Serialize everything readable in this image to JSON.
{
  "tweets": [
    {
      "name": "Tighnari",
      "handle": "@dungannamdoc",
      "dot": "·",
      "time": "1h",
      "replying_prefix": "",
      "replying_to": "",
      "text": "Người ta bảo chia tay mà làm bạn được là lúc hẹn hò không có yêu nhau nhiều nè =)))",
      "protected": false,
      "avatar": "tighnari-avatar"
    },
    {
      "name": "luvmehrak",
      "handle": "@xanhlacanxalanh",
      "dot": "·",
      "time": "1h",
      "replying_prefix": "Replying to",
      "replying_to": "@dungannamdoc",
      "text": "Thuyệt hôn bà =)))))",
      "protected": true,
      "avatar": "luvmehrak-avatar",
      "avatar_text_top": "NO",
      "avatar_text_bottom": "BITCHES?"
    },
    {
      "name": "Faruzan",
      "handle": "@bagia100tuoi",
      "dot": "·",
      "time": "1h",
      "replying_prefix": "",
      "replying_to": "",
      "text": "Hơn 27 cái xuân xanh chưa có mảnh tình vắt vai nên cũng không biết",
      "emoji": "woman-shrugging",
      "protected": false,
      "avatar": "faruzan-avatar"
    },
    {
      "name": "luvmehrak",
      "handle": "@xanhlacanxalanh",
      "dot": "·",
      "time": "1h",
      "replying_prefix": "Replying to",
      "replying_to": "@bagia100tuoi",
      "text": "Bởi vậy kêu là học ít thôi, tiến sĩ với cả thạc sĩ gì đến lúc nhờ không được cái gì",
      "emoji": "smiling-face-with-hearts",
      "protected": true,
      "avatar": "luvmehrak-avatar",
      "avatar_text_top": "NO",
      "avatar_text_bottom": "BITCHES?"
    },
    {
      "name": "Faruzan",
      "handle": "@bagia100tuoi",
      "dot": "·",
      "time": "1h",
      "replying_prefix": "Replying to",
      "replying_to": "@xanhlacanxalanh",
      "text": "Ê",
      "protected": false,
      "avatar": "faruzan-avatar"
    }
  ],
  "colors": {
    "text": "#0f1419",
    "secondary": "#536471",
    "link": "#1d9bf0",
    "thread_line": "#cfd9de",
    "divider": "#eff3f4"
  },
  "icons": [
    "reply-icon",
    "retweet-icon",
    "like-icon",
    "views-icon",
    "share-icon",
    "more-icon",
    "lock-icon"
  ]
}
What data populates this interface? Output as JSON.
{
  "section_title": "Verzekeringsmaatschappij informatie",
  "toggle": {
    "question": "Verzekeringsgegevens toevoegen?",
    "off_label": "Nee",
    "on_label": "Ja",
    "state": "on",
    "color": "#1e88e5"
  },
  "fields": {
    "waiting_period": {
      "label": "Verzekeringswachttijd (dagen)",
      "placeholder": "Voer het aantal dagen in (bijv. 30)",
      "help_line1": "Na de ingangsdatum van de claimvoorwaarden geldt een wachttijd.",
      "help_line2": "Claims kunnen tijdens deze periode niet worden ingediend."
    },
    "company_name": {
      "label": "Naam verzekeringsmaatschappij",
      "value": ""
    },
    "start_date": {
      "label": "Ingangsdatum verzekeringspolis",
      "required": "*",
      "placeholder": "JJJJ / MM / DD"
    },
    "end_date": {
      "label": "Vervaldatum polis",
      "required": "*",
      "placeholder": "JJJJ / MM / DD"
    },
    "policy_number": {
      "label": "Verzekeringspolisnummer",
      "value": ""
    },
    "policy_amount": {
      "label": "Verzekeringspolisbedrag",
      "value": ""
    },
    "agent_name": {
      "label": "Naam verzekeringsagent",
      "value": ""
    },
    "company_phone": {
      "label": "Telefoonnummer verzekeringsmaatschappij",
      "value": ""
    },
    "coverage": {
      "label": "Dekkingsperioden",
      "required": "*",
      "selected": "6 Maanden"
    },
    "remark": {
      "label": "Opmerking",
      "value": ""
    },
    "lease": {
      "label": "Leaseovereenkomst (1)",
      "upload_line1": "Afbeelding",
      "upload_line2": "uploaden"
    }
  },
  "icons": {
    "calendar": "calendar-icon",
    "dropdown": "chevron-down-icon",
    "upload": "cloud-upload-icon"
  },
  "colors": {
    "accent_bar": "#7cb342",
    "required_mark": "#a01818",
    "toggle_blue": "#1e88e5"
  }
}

▶ Requirements:
Extract all lines as given.

▶ The reply:
Serialize everything readable in this image to JSON.
{
  "tweets": [
    {
      "name": "Tighnari",
      "handle": "@dungannamdoc",
      "dot": "·",
      "time": "1h",
      "replying_prefix": "",
      "replying_to": "",
      "text": "Người ta bảo chia tay mà làm bạn được là lúc hẹn hò không có yêu nhau nhiều nè =)))",
      "protected": false,
      "avatar": "tighnari-avatar"
    },
    {
      "name": "luvmehrak",
      "handle": "@xanhlacanxalanh",
      "dot": "·",
      "time": "1h",
      "replying_prefix": "Replying to",
      "replying_to": "@dungannamdoc",
      "text": "Thuyệt hôn bà =)))))",
      "protected": true,
      "avatar": "luvmehrak-avatar",
      "avatar_text_top": "NO",
      "avatar_text_bottom": "BITCHES?"
    },
    {
      "name": "Faruzan",
      "handle": "@bagia100tuoi",
      "dot": "·",
      "time": "1h",
      "replying_prefix": "",
      "replying_to": "",
      "text": "Hơn 27 cái xuân xanh chưa có mảnh tình vắt vai nên cũng không biết",
      "emoji": "woman-shrugging",
      "protected": false,
      "avatar": "faruzan-avatar"
    },
    {
      "name": "luvmehrak",
      "handle": "@xanhlacanxalanh",
      "dot": "·",
      "time": "1h",
      "replying_prefix": "Replying to",
      "replying_to": "@bagia100tuoi",
      "text": "Bởi vậy kêu là học ít thôi, tiến sĩ với cả thạc sĩ gì đến lúc nhờ không được cái gì",
      "emoji": "smiling-face-with-hearts",
      "protected": true,
      "avatar": "luvmehrak-avatar",
      "avatar_text_top": "NO",
      "avatar_text_bottom": "BITCHES?"
    },
    {
      "name": "Faruzan",
      "handle": "@bagia100tuoi",
      "dot": "·",
      "time": "1h",
      "replying_prefix": "Replying to",
      "replying_to": "@xanhlacanxalanh",
      "text": "Ê",
      "protected": false,
      "avatar": "faruzan-avatar"
    }
  ],
  "colors": {
    "text": "#0f1419",
    "secondary": "#536471",
    "link": "#1d9bf0",
    "thread_line": "#cfd9de",
    "divider": "#eff3f4"
  },
  "icons": [
    "reply-icon",
    "retweet-icon",
    "like-icon",
    "views-icon",
    "share-icon",
    "more-icon",
    "lock-icon"
  ]
}
What data populates this interface? Output as JSON.
{
  "section_title": "Verzekeringsmaatschappij informatie",
  "toggle": {
    "question": "Verzekeringsgegevens toevoegen?",
    "off_label": "Nee",
    "on_label": "Ja",
    "state": "on",
    "color": "#1e88e5"
  },
  "fields": {
    "waiting_period": {
      "label": "Verzekeringswachttijd (dagen)",
      "placeholder": "Voer het aantal dagen in (bijv. 30)",
      "help_line1": "Na de ingangsdatum van de claimvoorwaarden geldt een wachttijd.",
      "help_line2": "Claims kunnen tijdens deze periode niet worden ingediend."
    },
    "company_name": {
      "label": "Naam verzekeringsmaatschappij",
      "value": ""
    },
    "start_date": {
      "label": "Ingangsdatum verzekeringspolis",
      "required": "*",
      "placeholder": "JJJJ / MM / DD"
    },
    "end_date": {
      "label": "Vervaldatum polis",
      "required": "*",
      "placeholder": "JJJJ / MM / DD"
    },
    "policy_number": {
      "label": "Verzekeringspolisnummer",
      "value": ""
    },
    "policy_amount": {
      "label": "Verzekeringspolisbedrag",
      "value": ""
    },
    "agent_name": {
      "label": "Naam verzekeringsagent",
      "value": ""
    },
    "company_phone": {
      "label": "Telefoonnummer verzekeringsmaatschappij",
      "value": ""
    },
    "coverage": {
      "label": "Dekkingsperioden",
      "required": "*",
      "selected": "6 Maanden"
    },
    "remark": {
      "label": "Opmerking",
      "value": ""
    },
    "lease": {
      "label": "Leaseovereenkomst (1)",
      "upload_line1": "Afbeelding",
      "upload_line2": "uploaden"
    }
  },
  "icons": {
    "calendar": "calendar-icon",
    "dropdown": "chevron-down-icon",
    "upload": "cloud-upload-icon"
  },
  "colors": {
    "accent_bar": "#7cb342",
    "required_mark": "#a01818",
    "toggle_blue": "#1e88e5"
  }
}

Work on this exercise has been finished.